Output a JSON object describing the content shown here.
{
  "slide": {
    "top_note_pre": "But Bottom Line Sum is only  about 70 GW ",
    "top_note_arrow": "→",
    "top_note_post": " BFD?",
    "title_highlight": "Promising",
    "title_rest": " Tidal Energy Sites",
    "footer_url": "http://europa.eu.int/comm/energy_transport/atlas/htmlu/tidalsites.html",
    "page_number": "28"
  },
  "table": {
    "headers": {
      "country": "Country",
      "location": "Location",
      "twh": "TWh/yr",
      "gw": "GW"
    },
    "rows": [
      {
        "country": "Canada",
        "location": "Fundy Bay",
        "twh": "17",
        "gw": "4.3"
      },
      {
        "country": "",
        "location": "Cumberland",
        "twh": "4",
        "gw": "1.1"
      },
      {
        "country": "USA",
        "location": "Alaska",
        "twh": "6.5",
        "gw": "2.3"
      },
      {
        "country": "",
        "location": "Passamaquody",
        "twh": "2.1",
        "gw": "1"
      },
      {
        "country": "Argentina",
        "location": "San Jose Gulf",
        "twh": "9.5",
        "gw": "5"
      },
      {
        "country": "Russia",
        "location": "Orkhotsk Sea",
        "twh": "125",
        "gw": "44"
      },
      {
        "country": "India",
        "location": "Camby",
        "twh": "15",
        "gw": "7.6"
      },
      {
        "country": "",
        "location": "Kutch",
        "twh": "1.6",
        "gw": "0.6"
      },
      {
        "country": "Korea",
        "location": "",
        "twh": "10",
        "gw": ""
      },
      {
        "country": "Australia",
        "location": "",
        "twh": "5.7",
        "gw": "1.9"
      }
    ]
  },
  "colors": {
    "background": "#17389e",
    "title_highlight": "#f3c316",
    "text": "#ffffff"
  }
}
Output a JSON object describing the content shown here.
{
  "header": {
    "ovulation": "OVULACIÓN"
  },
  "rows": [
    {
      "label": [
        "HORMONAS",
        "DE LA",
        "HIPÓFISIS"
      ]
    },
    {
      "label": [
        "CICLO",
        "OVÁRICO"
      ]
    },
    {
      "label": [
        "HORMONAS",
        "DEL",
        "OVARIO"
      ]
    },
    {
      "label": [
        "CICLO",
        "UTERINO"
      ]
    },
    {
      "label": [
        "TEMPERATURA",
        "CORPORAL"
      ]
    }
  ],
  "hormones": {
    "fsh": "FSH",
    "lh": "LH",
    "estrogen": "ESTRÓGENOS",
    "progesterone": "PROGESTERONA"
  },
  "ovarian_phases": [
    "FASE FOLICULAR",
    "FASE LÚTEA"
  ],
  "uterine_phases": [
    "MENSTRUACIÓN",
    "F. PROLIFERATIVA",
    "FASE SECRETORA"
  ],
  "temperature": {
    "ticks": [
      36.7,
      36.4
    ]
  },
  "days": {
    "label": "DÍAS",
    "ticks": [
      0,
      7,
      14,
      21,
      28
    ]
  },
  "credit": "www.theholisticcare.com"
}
####################
- PROBLEM STATEMENT
Set all of the entries down again, exactly as they were given.

- ANSWER FOR THIS EXERCISE
Output a JSON object describing the content shown here.
{
  "slide": {
    "top_note_pre": "But Bottom Line Sum is only  about 70 GW ",
    "top_note_arrow": "→",
    "top_note_post": " BFD?",
    "title_highlight": "Promising",
    "title_rest": " Tidal Energy Sites",
    "footer_url": "http://europa.eu.int/comm/energy_transport/atlas/htmlu/tidalsites.html",
    "page_number": "28"
  },
  "table": {
    "headers": {
      "country": "Country",
      "location": "Location",
      "twh": "TWh/yr",
      "gw": "GW"
    },
    "rows": [
      {
        "country": "Canada",
        "location": "Fundy Bay",
        "twh": "17",
        "gw": "4.3"
      },
      {
        "country": "",
        "location": "Cumberland",
        "twh": "4",
        "gw": "1.1"
      },
      {
        "country": "USA",
        "location": "Alaska",
        "twh": "6.5",
        "gw": "2.3"
      },
      {
        "country": "",
        "location": "Passamaquody",
        "twh": "2.1",
        "gw": "1"
      },
      {
        "country": "Argentina",
        "location": "San Jose Gulf",
        "twh": "9.5",
        "gw": "5"
      },
      {
        "country": "Russia",
        "location": "Orkhotsk Sea",
        "twh": "125",
        "gw": "44"
      },
      {
        "country": "India",
        "location": "Camby",
        "twh": "15",
        "gw": "7.6"
      },
      {
        "country": "",
        "location": "Kutch",
        "twh": "1.6",
        "gw": "0.6"
      },
      {
        "country": "Korea",
        "location": "",
        "twh": "10",
        "gw": ""
      },
      {
        "country": "Australia",
        "location": "",
        "twh": "5.7",
        "gw": "1.9"
      }
    ]
  },
  "colors": {
    "background": "#17389e",
    "title_highlight": "#f3c316",
    "text": "#ffffff"
  }
}
Output a JSON object describing the content shown here.
{
  "header": {
    "ovulation": "OVULACIÓN"
  },
  "rows": [
    {
      "label": [
        "HORMONAS",
        "DE LA",
        "HIPÓFISIS"
      ]
    },
    {
      "label": [
        "CICLO",
        "OVÁRICO"
      ]
    },
    {
      "label": [
        "HORMONAS",
        "DEL",
        "OVARIO"
      ]
    },
    {
      "label": [
        "CICLO",
        "UTERINO"
      ]
    },
    {
      "label": [
        "TEMPERATURA",
        "CORPORAL"
      ]
    }
  ],
  "hormones": {
    "fsh": "FSH",
    "lh": "LH",
    "estrogen": "ESTRÓGENOS",
    "progesterone": "PROGESTERONA"
  },
  "ovarian_phases": [
    "FASE FOLICULAR",
    "FASE LÚTEA"
  ],
  "uterine_phases": [
    "MENSTRUACIÓN",
    "F. PROLIFERATIVA",
    "FASE SECRETORA"
  ],
  "temperature": {
    "ticks": [
      36.7,
      36.4
    ]
  },
  "days": {
    "label": "DÍAS",
    "ticks": [
      0,
      7,
      14,
      21,
      28
    ]
  },
  "credit": "www.theholisticcare.com"
}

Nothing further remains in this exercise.